─── Supplied entries

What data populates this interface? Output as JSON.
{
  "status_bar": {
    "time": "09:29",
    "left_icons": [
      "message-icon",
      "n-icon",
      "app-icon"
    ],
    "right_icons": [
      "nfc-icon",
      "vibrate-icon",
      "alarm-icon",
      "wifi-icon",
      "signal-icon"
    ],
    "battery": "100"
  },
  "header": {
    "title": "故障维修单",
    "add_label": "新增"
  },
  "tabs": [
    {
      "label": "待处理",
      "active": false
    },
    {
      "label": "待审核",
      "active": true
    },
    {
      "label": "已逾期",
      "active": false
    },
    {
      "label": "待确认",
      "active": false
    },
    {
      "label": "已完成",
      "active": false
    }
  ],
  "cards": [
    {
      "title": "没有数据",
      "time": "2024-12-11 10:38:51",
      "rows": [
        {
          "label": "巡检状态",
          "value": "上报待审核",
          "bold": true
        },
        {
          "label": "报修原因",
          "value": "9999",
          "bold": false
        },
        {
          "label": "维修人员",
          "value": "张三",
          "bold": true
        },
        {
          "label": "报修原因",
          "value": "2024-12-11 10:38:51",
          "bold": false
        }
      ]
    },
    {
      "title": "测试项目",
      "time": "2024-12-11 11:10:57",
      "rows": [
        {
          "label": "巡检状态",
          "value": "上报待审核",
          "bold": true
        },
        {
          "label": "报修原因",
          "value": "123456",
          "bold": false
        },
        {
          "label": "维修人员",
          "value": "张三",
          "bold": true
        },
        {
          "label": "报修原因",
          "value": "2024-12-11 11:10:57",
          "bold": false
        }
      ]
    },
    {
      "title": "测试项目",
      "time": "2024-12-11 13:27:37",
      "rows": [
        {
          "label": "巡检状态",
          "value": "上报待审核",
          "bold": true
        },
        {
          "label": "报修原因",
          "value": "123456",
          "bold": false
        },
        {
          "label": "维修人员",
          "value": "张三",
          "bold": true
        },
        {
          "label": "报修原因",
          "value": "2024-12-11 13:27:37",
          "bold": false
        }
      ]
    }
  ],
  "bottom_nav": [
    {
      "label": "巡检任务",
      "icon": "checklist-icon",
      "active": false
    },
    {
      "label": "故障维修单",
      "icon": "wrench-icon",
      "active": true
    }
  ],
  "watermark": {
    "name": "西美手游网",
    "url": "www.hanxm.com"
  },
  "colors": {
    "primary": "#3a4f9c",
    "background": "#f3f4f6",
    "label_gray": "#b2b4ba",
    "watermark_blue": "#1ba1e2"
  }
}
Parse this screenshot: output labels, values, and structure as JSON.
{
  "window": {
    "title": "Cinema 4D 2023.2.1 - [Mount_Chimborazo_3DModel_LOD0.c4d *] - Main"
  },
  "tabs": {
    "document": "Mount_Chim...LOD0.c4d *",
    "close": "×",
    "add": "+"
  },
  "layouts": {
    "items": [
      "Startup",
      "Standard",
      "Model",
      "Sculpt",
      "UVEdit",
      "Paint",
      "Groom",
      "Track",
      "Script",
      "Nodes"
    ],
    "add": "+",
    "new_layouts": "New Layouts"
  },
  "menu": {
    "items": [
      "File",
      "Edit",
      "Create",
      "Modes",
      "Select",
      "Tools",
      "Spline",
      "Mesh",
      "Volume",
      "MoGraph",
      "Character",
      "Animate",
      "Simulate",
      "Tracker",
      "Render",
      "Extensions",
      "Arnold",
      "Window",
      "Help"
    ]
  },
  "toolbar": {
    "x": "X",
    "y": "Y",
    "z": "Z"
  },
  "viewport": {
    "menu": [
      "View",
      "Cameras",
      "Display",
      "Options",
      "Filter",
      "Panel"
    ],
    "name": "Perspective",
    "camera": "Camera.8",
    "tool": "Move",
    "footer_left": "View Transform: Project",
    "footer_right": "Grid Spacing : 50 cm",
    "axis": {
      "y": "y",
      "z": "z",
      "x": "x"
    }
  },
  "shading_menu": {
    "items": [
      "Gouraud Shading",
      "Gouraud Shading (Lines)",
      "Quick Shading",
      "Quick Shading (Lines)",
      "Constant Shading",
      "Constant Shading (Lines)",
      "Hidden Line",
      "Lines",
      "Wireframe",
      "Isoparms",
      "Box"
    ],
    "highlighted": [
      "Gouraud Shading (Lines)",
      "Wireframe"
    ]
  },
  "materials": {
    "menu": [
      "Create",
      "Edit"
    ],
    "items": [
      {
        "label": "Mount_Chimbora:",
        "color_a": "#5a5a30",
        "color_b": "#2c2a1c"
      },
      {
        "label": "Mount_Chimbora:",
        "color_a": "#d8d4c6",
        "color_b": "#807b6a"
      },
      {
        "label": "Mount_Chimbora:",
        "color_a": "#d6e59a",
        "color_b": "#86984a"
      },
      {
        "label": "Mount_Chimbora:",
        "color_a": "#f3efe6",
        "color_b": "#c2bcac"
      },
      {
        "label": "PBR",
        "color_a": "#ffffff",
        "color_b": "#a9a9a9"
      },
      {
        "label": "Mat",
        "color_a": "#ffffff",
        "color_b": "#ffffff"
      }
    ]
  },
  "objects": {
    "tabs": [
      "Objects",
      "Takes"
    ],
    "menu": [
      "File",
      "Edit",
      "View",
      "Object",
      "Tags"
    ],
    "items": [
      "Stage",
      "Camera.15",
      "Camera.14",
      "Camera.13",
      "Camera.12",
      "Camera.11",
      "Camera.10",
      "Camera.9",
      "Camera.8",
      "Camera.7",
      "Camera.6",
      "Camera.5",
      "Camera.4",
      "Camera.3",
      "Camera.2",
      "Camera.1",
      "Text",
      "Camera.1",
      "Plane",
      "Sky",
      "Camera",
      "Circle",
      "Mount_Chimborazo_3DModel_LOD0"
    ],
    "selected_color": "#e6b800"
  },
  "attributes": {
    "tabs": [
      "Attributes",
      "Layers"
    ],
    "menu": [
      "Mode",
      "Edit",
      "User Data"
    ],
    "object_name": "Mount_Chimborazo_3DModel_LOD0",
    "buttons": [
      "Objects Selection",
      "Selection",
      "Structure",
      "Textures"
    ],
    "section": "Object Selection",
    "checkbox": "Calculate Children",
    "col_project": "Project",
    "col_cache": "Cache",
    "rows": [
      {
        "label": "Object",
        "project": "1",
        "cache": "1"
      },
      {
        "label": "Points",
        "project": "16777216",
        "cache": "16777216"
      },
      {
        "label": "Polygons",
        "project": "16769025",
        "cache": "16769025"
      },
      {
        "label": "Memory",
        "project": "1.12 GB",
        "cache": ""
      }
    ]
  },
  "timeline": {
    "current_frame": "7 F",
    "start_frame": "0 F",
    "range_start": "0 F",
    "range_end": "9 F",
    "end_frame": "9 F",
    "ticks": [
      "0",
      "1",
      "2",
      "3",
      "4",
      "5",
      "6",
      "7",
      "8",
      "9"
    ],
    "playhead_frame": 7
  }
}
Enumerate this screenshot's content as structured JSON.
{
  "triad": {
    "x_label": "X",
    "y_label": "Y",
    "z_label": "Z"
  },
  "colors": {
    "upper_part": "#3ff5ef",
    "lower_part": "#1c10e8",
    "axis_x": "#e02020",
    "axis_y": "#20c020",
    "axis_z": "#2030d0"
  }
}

──────

◆ Required task
Each line of the material should be echoed exactly.

◆ Solution to this problem
What data populates this interface? Output as JSON.
{
  "status_bar": {
    "time": "09:29",
    "left_icons": [
      "message-icon",
      "n-icon",
      "app-icon"
    ],
    "right_icons": [
      "nfc-icon",
      "vibrate-icon",
      "alarm-icon",
      "wifi-icon",
      "signal-icon"
    ],
    "battery": "100"
  },
  "header": {
    "title": "故障维修单",
    "add_label": "新增"
  },
  "tabs": [
    {
      "label": "待处理",
      "active": false
    },
    {
      "label": "待审核",
      "active": true
    },
    {
      "label": "已逾期",
      "active": false
    },
    {
      "label": "待确认",
      "active": false
    },
    {
      "label": "已完成",
      "active": false
    }
  ],
  "cards": [
    {
      "title": "没有数据",
      "time": "2024-12-11 10:38:51",
      "rows": [
        {
          "label": "巡检状态",
          "value": "上报待审核",
          "bold": true
        },
        {
          "label": "报修原因",
          "value": "9999",
          "bold": false
        },
        {
          "label": "维修人员",
          "value": "张三",
          "bold": true
        },
        {
          "label": "报修原因",
          "value": "2024-12-11 10:38:51",
          "bold": false
        }
      ]
    },
    {
      "title": "测试项目",
      "time": "2024-12-11 11:10:57",
      "rows": [
        {
          "label": "巡检状态",
          "value": "上报待审核",
          "bold": true
        },
        {
          "label": "报修原因",
          "value": "123456",
          "bold": false
        },
        {
          "label": "维修人员",
          "value": "张三",
          "bold": true
        },
        {
          "label": "报修原因",
          "value": "2024-12-11 11:10:57",
          "bold": false
        }
      ]
    },
    {
      "title": "测试项目",
      "time": "2024-12-11 13:27:37",
      "rows": [
        {
          "label": "巡检状态",
          "value": "上报待审核",
          "bold": true
        },
        {
          "label": "报修原因",
          "value": "123456",
          "bold": false
        },
        {
          "label": "维修人员",
          "value": "张三",
          "bold": true
        },
        {
          "label": "报修原因",
          "value": "2024-12-11 13:27:37",
          "bold": false
        }
      ]
    }
  ],
  "bottom_nav": [
    {
      "label": "巡检任务",
      "icon": "checklist-icon",
      "active": false
    },
    {
      "label": "故障维修单",
      "icon": "wrench-icon",
      "active": true
    }
  ],
  "watermark": {
    "name": "西美手游网",
    "url": "www.hanxm.com"
  },
  "colors": {
    "primary": "#3a4f9c",
    "background": "#f3f4f6",
    "label_gray": "#b2b4ba",
    "watermark_blue": "#1ba1e2"
  }
}
Parse this screenshot: output labels, values, and structure as JSON.
{
  "window": {
    "title": "Cinema 4D 2023.2.1 - [Mount_Chimborazo_3DModel_LOD0.c4d *] - Main"
  },
  "tabs": {
    "document": "Mount_Chim...LOD0.c4d *",
    "close": "×",
    "add": "+"
  },
  "layouts": {
    "items": [
      "Startup",
      "Standard",
      "Model",
      "Sculpt",
      "UVEdit",
      "Paint",
      "Groom",
      "Track",
      "Script",
      "Nodes"
    ],
    "add": "+",
    "new_layouts": "New Layouts"
  },
  "menu": {
    "items": [
      "File",
      "Edit",
      "Create",
      "Modes",
      "Select",
      "Tools",
      "Spline",
      "Mesh",
      "Volume",
      "MoGraph",
      "Character",
      "Animate",
      "Simulate",
      "Tracker",
      "Render",
      "Extensions",
      "Arnold",
      "Window",
      "Help"
    ]
  },
  "toolbar": {
    "x": "X",
    "y": "Y",
    "z": "Z"
  },
  "viewport": {
    "menu": [
      "View",
      "Cameras",
      "Display",
      "Options",
      "Filter",
      "Panel"
    ],
    "name": "Perspective",
    "camera": "Camera.8",
    "tool": "Move",
    "footer_left": "View Transform: Project",
    "footer_right": "Grid Spacing : 50 cm",
    "axis": {
      "y": "y",
      "z": "z",
      "x": "x"
    }
  },
  "shading_menu": {
    "items": [
      "Gouraud Shading",
      "Gouraud Shading (Lines)",
      "Quick Shading",
      "Quick Shading (Lines)",
      "Constant Shading",
      "Constant Shading (Lines)",
      "Hidden Line",
      "Lines",
      "Wireframe",
      "Isoparms",
      "Box"
    ],
    "highlighted": [
      "Gouraud Shading (Lines)",
      "Wireframe"
    ]
  },
  "materials": {
    "menu": [
      "Create",
      "Edit"
    ],
    "items": [
      {
        "label": "Mount_Chimbora:",
        "color_a": "#5a5a30",
        "color_b": "#2c2a1c"
      },
      {
        "label": "Mount_Chimbora:",
        "color_a": "#d8d4c6",
        "color_b": "#807b6a"
      },
      {
        "label": "Mount_Chimbora:",
        "color_a": "#d6e59a",
        "color_b": "#86984a"
      },
      {
        "label": "Mount_Chimbora:",
        "color_a": "#f3efe6",
        "color_b": "#c2bcac"
      },
      {
        "label": "PBR",
        "color_a": "#ffffff",
        "color_b": "#a9a9a9"
      },
      {
        "label": "Mat",
        "color_a": "#ffffff",
        "color_b": "#ffffff"
      }
    ]
  },
  "objects": {
    "tabs": [
      "Objects",
      "Takes"
    ],
    "menu": [
      "File",
      "Edit",
      "View",
      "Object",
      "Tags"
    ],
    "items": [
      "Stage",
      "Camera.15",
      "Camera.14",
      "Camera.13",
      "Camera.12",
      "Camera.11",
      "Camera.10",
      "Camera.9",
      "Camera.8",
      "Camera.7",
      "Camera.6",
      "Camera.5",
      "Camera.4",
      "Camera.3",
      "Camera.2",
      "Camera.1",
      "Text",
      "Camera.1",
      "Plane",
      "Sky",
      "Camera",
      "Circle",
      "Mount_Chimborazo_3DModel_LOD0"
    ],
    "selected_color": "#e6b800"
  },
  "attributes": {
    "tabs": [
      "Attributes",
      "Layers"
    ],
    "menu": [
      "Mode",
      "Edit",
      "User Data"
    ],
    "object_name": "Mount_Chimborazo_3DModel_LOD0",
    "buttons": [
      "Objects Selection",
      "Selection",
      "Structure",
      "Textures"
    ],
    "section": "Object Selection",
    "checkbox": "Calculate Children",
    "col_project": "Project",
    "col_cache": "Cache",
    "rows": [
      {
        "label": "Object",
        "project": "1",
        "cache": "1"
      },
      {
        "label": "Points",
        "project": "16777216",
        "cache": "16777216"
      },
      {
        "label": "Polygons",
        "project": "16769025",
        "cache": "16769025"
      },
      {
        "label": "Memory",
        "project": "1.12 GB",
        "cache": ""
      }
    ]
  },
  "timeline": {
    "current_frame": "7 F",
    "start_frame": "0 F",
    "range_start": "0 F",
    "range_end": "9 F",
    "end_frame": "9 F",
    "ticks": [
      "0",
      "1",
      "2",
      "3",
      "4",
      "5",
      "6",
      "7",
      "8",
      "9"
    ],
    "playhead_frame": 7
  }
}
Enumerate this screenshot's content as structured JSON.
{
  "triad": {
    "x_label": "X",
    "y_label": "Y",
    "z_label": "Z"
  },
  "colors": {
    "upper_part": "#3ff5ef",
    "lower_part": "#1c10e8",
    "axis_x": "#e02020",
    "axis_y": "#20c020",
    "axis_z": "#2030d0"
  }
}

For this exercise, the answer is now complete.